- PROBLEM TO WORK ON -
Take the listing and print it in full, exactly as given.
+++++
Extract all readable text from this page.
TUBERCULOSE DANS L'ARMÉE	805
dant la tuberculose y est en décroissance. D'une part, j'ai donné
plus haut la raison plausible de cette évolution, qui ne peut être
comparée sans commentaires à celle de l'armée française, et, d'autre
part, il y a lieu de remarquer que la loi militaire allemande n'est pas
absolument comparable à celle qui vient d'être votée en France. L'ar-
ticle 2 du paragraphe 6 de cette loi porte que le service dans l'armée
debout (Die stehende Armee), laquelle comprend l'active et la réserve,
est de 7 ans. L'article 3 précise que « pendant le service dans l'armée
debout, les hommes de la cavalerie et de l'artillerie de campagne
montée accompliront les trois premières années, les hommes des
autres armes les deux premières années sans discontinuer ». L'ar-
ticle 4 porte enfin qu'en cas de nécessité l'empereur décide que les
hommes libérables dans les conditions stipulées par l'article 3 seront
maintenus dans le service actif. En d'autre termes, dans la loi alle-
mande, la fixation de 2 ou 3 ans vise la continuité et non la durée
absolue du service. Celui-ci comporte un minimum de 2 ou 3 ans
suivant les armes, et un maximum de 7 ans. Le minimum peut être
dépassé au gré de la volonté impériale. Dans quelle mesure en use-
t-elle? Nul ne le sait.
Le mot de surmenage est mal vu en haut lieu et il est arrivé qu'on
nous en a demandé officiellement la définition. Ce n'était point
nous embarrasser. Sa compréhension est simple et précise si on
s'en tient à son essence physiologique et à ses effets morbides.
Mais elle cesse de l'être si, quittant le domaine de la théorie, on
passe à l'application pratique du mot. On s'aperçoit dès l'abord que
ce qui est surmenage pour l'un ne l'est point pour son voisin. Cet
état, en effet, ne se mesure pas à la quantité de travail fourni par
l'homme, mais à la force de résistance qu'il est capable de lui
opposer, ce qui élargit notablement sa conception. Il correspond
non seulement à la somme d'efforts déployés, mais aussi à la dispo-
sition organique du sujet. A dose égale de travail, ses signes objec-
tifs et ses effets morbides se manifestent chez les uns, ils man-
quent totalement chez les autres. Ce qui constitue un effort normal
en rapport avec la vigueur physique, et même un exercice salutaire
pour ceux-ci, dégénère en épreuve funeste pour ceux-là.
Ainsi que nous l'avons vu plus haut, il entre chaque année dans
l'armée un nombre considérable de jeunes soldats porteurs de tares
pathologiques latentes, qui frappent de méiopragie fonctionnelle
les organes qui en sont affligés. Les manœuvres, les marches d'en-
+++++
- EXERCISE OUTPUT -
Extract all readable text from this page.
TUBERCULOSE DANS L'ARMÉE	805
dant la tuberculose y est en décroissance. D'une part, j'ai donné
plus haut la raison plausible de cette évolution, qui ne peut être
comparée sans commentaires à celle de l'armée française, et, d'autre
part, il y a lieu de remarquer que la loi militaire allemande n'est pas
absolument comparable à celle qui vient d'être votée en France. L'ar-
ticle 2 du paragraphe 6 de cette loi porte que le service dans l'armée
debout (Die stehende Armee), laquelle comprend l'active et la réserve,
est de 7 ans. L'article 3 précise que « pendant le service dans l'armée
debout, les hommes de la cavalerie et de l'artillerie de campagne
montée accompliront les trois premières années, les hommes des
autres armes les deux premières années sans discontinuer ». L'ar-
ticle 4 porte enfin qu'en cas de nécessité l'empereur décide que les
hommes libérables dans les conditions stipulées par l'article 3 seront
maintenus dans le service actif. En d'autre termes, dans la loi alle-
mande, la fixation de 2 ou 3 ans vise la continuité et non la durée
absolue du service. Celui-ci comporte un minimum de 2 ou 3 ans
suivant les armes, et un maximum de 7 ans. Le minimum peut être
dépassé au gré de la volonté impériale. Dans quelle mesure en use-
t-elle? Nul ne le sait.
Le mot de surmenage est mal vu en haut lieu et il est arrivé qu'on
nous en a demandé officiellement la définition. Ce n'était point
nous embarrasser. Sa compréhension est simple et précise si on
s'en tient à son essence physiologique et à ses effets morbides.
Mais elle cesse de l'être si, quittant le domaine de la théorie, on
passe à l'application pratique du mot. On s'aperçoit dès l'abord que
ce qui est surmenage pour l'un ne l'est point pour son voisin. Cet
état, en effet, ne se mesure pas à la quantité de travail fourni par
l'homme, mais à la force de résistance qu'il est capable de lui
opposer, ce qui élargit notablement sa conception. Il correspond
non seulement à la somme d'efforts déployés, mais aussi à la dispo-
sition organique du sujet. A dose égale de travail, ses signes objec-
tifs et ses effets morbides se manifestent chez les uns, ils man-
quent totalement chez les autres. Ce qui constitue un effort normal
en rapport avec la vigueur physique, et même un exercice salutaire
pour ceux-ci, dégénère en épreuve funeste pour ceux-là.
Ainsi que nous l'avons vu plus haut, il entre chaque année dans
l'armée un nombre considérable de jeunes soldats porteurs de tares
pathologiques latentes, qui frappent de méiopragie fonctionnelle
les organes qui en sont affligés. Les manœuvres, les marches d'en-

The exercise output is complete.